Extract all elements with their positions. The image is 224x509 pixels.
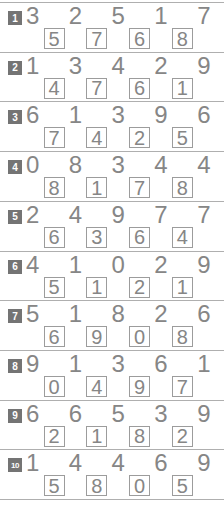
row-number-badge: 3 [8, 110, 22, 124]
given-digit: 4 [108, 452, 129, 474]
digit-grid: 913610497 [22, 353, 215, 399]
digit-grid: 518266908 [22, 303, 215, 349]
given-digit: 9 [150, 104, 171, 126]
answer-box[interactable]: 2 [129, 277, 150, 298]
answer-box[interactable]: 0 [44, 376, 65, 397]
answer-box[interactable]: 4 [44, 78, 65, 99]
answer-box[interactable]: 7 [44, 127, 65, 148]
answer-box[interactable]: 7 [86, 28, 107, 49]
given-digit: 6 [65, 403, 86, 425]
given-digit: 7 [193, 204, 214, 226]
answer-box[interactable]: 2 [44, 426, 65, 447]
row-number-badge: 7 [8, 309, 22, 323]
answer-box[interactable]: 6 [129, 28, 150, 49]
given-digit: 6 [150, 452, 171, 474]
given-digit: 9 [22, 353, 43, 375]
answer-box[interactable]: 0 [129, 475, 150, 496]
row-number-badge: 9 [8, 409, 22, 423]
given-digit: 1 [65, 353, 86, 375]
given-digit: 1 [65, 104, 86, 126]
given-digit: 3 [65, 55, 86, 77]
row-number-badge: 1 [8, 11, 22, 25]
given-digit: 6 [193, 303, 214, 325]
answer-box[interactable]: 5 [44, 475, 65, 496]
given-digit: 0 [108, 254, 129, 276]
answer-box[interactable]: 4 [172, 227, 193, 248]
answer-box[interactable]: 8 [172, 28, 193, 49]
given-digit: 4 [150, 154, 171, 176]
puzzle-row: 1325175768 [0, 2, 224, 52]
given-digit: 3 [108, 154, 129, 176]
puzzle-row: 8913610497 [0, 350, 224, 400]
given-digit: 4 [65, 452, 86, 474]
puzzle-row: 5249776364 [0, 201, 224, 251]
answer-box[interactable]: 8 [172, 326, 193, 347]
row-number-badge: 2 [8, 61, 22, 75]
answer-box[interactable]: 5 [172, 127, 193, 148]
bottom-rule [0, 499, 224, 500]
row-number-badge: 5 [8, 210, 22, 224]
given-digit: 9 [193, 403, 214, 425]
answer-box[interactable]: 4 [86, 127, 107, 148]
given-digit: 7 [193, 5, 214, 27]
answer-box[interactable]: 4 [86, 376, 107, 397]
given-digit: 4 [108, 55, 129, 77]
given-digit: 9 [193, 254, 214, 276]
row-number-badge: 10 [8, 458, 22, 472]
answer-box[interactable]: 5 [172, 475, 193, 496]
answer-box[interactable]: 8 [129, 426, 150, 447]
answer-box[interactable]: 9 [129, 376, 150, 397]
given-digit: 2 [22, 204, 43, 226]
digit-grid: 325175768 [22, 5, 215, 51]
given-digit: 6 [22, 104, 43, 126]
puzzle-row: 6410295121 [0, 251, 224, 301]
row-number-badge: 4 [8, 160, 22, 174]
given-digit: 1 [65, 254, 86, 276]
given-digit: 2 [65, 5, 86, 27]
given-digit: 2 [150, 55, 171, 77]
given-digit: 4 [193, 154, 214, 176]
given-digit: 7 [150, 204, 171, 226]
answer-box[interactable]: 6 [44, 326, 65, 347]
given-digit: 5 [22, 303, 43, 325]
given-digit: 6 [150, 353, 171, 375]
given-digit: 6 [22, 403, 43, 425]
answer-box[interactable]: 1 [172, 277, 193, 298]
given-digit: 1 [65, 303, 86, 325]
answer-box[interactable]: 2 [172, 426, 193, 447]
given-digit: 6 [193, 104, 214, 126]
given-digit: 3 [108, 353, 129, 375]
answer-box[interactable]: 8 [44, 177, 65, 198]
given-digit: 4 [22, 254, 43, 276]
answer-box[interactable]: 1 [86, 277, 107, 298]
given-digit: 2 [150, 303, 171, 325]
given-digit: 5 [108, 403, 129, 425]
digit-grid: 249776364 [22, 204, 215, 250]
answer-box[interactable]: 5 [44, 277, 65, 298]
given-digit: 0 [22, 154, 43, 176]
digit-grid: 083448178 [22, 154, 215, 200]
answer-box[interactable]: 9 [86, 326, 107, 347]
given-digit: 9 [193, 55, 214, 77]
given-digit: 3 [108, 104, 129, 126]
given-digit: 1 [22, 55, 43, 77]
given-digit: 5 [108, 5, 129, 27]
given-digit: 3 [150, 403, 171, 425]
answer-box[interactable]: 7 [129, 177, 150, 198]
given-digit: 1 [150, 5, 171, 27]
answer-box[interactable]: 6 [129, 78, 150, 99]
puzzle-row: 3613967425 [0, 101, 224, 151]
digit-grid: 665392182 [22, 403, 215, 449]
answer-box[interactable]: 1 [86, 177, 107, 198]
digit-grid: 410295121 [22, 254, 215, 300]
given-digit: 9 [108, 204, 129, 226]
answer-box[interactable]: 1 [86, 426, 107, 447]
answer-box[interactable]: 8 [86, 475, 107, 496]
puzzle-row: 10144695805 [0, 449, 224, 499]
answer-box[interactable]: 6 [129, 227, 150, 248]
row-number-badge: 8 [8, 359, 22, 373]
digit-grid: 613967425 [22, 104, 215, 150]
answer-box[interactable]: 5 [44, 28, 65, 49]
given-digit: 1 [22, 452, 43, 474]
answer-box[interactable]: 7 [86, 78, 107, 99]
answer-box[interactable]: 8 [172, 177, 193, 198]
answer-box[interactable]: 7 [172, 376, 193, 397]
answer-box[interactable]: 3 [86, 227, 107, 248]
digit-grid: 134294761 [22, 55, 215, 101]
puzzle-row: 4083448178 [0, 151, 224, 201]
row-number-badge: 6 [8, 260, 22, 274]
puzzle-row: 7518266908 [0, 300, 224, 350]
given-digit: 9 [193, 452, 214, 474]
worksheet: 1325175768213429476136139674254083448178… [0, 0, 224, 509]
answer-box[interactable]: 6 [44, 227, 65, 248]
given-digit: 2 [150, 254, 171, 276]
given-digit: 8 [108, 303, 129, 325]
given-digit: 1 [193, 353, 214, 375]
puzzle-row: 2134294761 [0, 52, 224, 102]
answer-box[interactable]: 2 [129, 127, 150, 148]
digit-grid: 144695805 [22, 452, 215, 498]
puzzle-row: 9665392182 [0, 400, 224, 450]
given-digit: 3 [22, 5, 43, 27]
answer-box[interactable]: 1 [172, 78, 193, 99]
answer-box[interactable]: 0 [129, 326, 150, 347]
given-digit: 8 [65, 154, 86, 176]
given-digit: 4 [65, 204, 86, 226]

□ □ □ □ □ □ □

The problem
Rewrite all the data with "given-digit" replaced by "fixed-digit" and everything else kept the same. Leave the pictures out of your answer.

Completed task
Extract all elements with their positions. The image is 224x509 pixels.
row-number-badge: 3 [8, 110, 22, 124]
fixed-digit: 4 [108, 452, 129, 474]
digit-grid: 913610497 [22, 353, 215, 399]
digit-grid: 518266908 [22, 303, 215, 349]
fixed-digit: 9 [150, 104, 171, 126]
answer-box[interactable]: 2 [129, 277, 150, 298]
answer-box[interactable]: 0 [44, 376, 65, 397]
answer-box[interactable]: 4 [44, 78, 65, 99]
answer-box[interactable]: 7 [44, 127, 65, 148]
answer-box[interactable]: 7 [86, 28, 107, 49]
fixed-digit: 6 [65, 403, 86, 425]
fixed-digit: 7 [193, 204, 214, 226]
answer-box[interactable]: 2 [44, 426, 65, 447]
row-number-badge: 7 [8, 309, 22, 323]
answer-box[interactable]: 6 [129, 28, 150, 49]
fixed-digit: 6 [150, 452, 171, 474]
fixed-digit: 9 [22, 353, 43, 375]
answer-box[interactable]: 0 [129, 475, 150, 496]
row-number-badge: 9 [8, 409, 22, 423]
fixed-digit: 1 [65, 353, 86, 375]
fixed-digit: 1 [65, 104, 86, 126]
fixed-digit: 3 [65, 55, 86, 77]
row-number-badge: 1 [8, 11, 22, 25]
fixed-digit: 6 [193, 303, 214, 325]
answer-box[interactable]: 5 [44, 475, 65, 496]
fixed-digit: 0 [108, 254, 129, 276]
answer-box[interactable]: 4 [172, 227, 193, 248]
answer-box[interactable]: 8 [172, 28, 193, 49]
fixed-digit: 4 [150, 154, 171, 176]
puzzle-row: 1325175768 [0, 2, 224, 52]
fixed-digit: 3 [108, 154, 129, 176]
puzzle-row: 8913610497 [0, 350, 224, 400]
fixed-digit: 4 [65, 452, 86, 474]
puzzle-row: 5249776364 [0, 201, 224, 251]
answer-box[interactable]: 8 [172, 326, 193, 347]
row-number-badge: 2 [8, 61, 22, 75]
answer-box[interactable]: 5 [172, 127, 193, 148]
bottom-rule [0, 499, 224, 500]
row-number-badge: 5 [8, 210, 22, 224]
fixed-digit: 9 [193, 403, 214, 425]
answer-box[interactable]: 4 [86, 127, 107, 148]
fixed-digit: 7 [193, 5, 214, 27]
answer-box[interactable]: 4 [86, 376, 107, 397]
fixed-digit: 4 [108, 55, 129, 77]
fixed-digit: 9 [193, 254, 214, 276]
row-number-badge: 10 [8, 458, 22, 472]
answer-box[interactable]: 5 [172, 475, 193, 496]
answer-box[interactable]: 8 [129, 426, 150, 447]
answer-box[interactable]: 9 [129, 376, 150, 397]
fixed-digit: 2 [22, 204, 43, 226]
digit-grid: 325175768 [22, 5, 215, 51]
fixed-digit: 6 [22, 104, 43, 126]
puzzle-row: 6410295121 [0, 251, 224, 301]
row-number-badge: 4 [8, 160, 22, 174]
fixed-digit: 1 [65, 254, 86, 276]
fixed-digit: 2 [65, 5, 86, 27]
fixed-digit: 2 [150, 55, 171, 77]
fixed-digit: 4 [193, 154, 214, 176]
fixed-digit: 7 [150, 204, 171, 226]
answer-box[interactable]: 6 [44, 326, 65, 347]
fixed-digit: 5 [22, 303, 43, 325]
fixed-digit: 6 [150, 353, 171, 375]
fixed-digit: 6 [22, 403, 43, 425]
answer-box[interactable]: 1 [172, 277, 193, 298]
fixed-digit: 1 [65, 303, 86, 325]
answer-box[interactable]: 2 [172, 426, 193, 447]
fixed-digit: 6 [193, 104, 214, 126]
fixed-digit: 3 [108, 353, 129, 375]
answer-box[interactable]: 8 [44, 177, 65, 198]
fixed-digit: 4 [22, 254, 43, 276]
answer-box[interactable]: 1 [86, 277, 107, 298]
fixed-digit: 2 [150, 303, 171, 325]
fixed-digit: 5 [108, 403, 129, 425]
digit-grid: 249776364 [22, 204, 215, 250]
answer-box[interactable]: 5 [44, 277, 65, 298]
fixed-digit: 0 [22, 154, 43, 176]
digit-grid: 083448178 [22, 154, 215, 200]
answer-box[interactable]: 9 [86, 326, 107, 347]
fixed-digit: 9 [193, 55, 214, 77]
fixed-digit: 3 [108, 104, 129, 126]
fixed-digit: 1 [22, 55, 43, 77]
fixed-digit: 5 [108, 5, 129, 27]
fixed-digit: 3 [150, 403, 171, 425]
answer-box[interactable]: 7 [129, 177, 150, 198]
fixed-digit: 1 [150, 5, 171, 27]
answer-box[interactable]: 6 [129, 78, 150, 99]
puzzle-row: 3613967425 [0, 101, 224, 151]
digit-grid: 665392182 [22, 403, 215, 449]
answer-box[interactable]: 1 [86, 177, 107, 198]
digit-grid: 410295121 [22, 254, 215, 300]
fixed-digit: 9 [108, 204, 129, 226]
answer-box[interactable]: 1 [86, 426, 107, 447]
answer-box[interactable]: 8 [86, 475, 107, 496]
puzzle-row: 10144695805 [0, 449, 224, 499]
answer-box[interactable]: 6 [129, 227, 150, 248]
row-number-badge: 8 [8, 359, 22, 373]
digit-grid: 613967425 [22, 104, 215, 150]
answer-box[interactable]: 5 [44, 28, 65, 49]
fixed-digit: 1 [22, 452, 43, 474]
answer-box[interactable]: 7 [86, 78, 107, 99]
answer-box[interactable]: 8 [172, 177, 193, 198]
answer-box[interactable]: 7 [172, 376, 193, 397]
answer-box[interactable]: 3 [86, 227, 107, 248]
digit-grid: 134294761 [22, 55, 215, 101]
puzzle-row: 4083448178 [0, 151, 224, 201]
row-number-badge: 6 [8, 260, 22, 274]
puzzle-row: 7518266908 [0, 300, 224, 350]
fixed-digit: 9 [193, 452, 214, 474]
worksheet: 1325175768213429476136139674254083448178… [0, 0, 224, 509]
answer-box[interactable]: 6 [44, 227, 65, 248]
fixed-digit: 2 [150, 254, 171, 276]
fixed-digit: 8 [108, 303, 129, 325]
fixed-digit: 1 [193, 353, 214, 375]
puzzle-row: 2134294761 [0, 52, 224, 102]
answer-box[interactable]: 2 [129, 127, 150, 148]
digit-grid: 144695805 [22, 452, 215, 498]
puzzle-row: 9665392182 [0, 400, 224, 450]
fixed-digit: 3 [22, 5, 43, 27]
answer-box[interactable]: 1 [172, 78, 193, 99]
answer-box[interactable]: 0 [129, 326, 150, 347]
fixed-digit: 8 [65, 154, 86, 176]
fixed-digit: 4 [65, 204, 86, 226]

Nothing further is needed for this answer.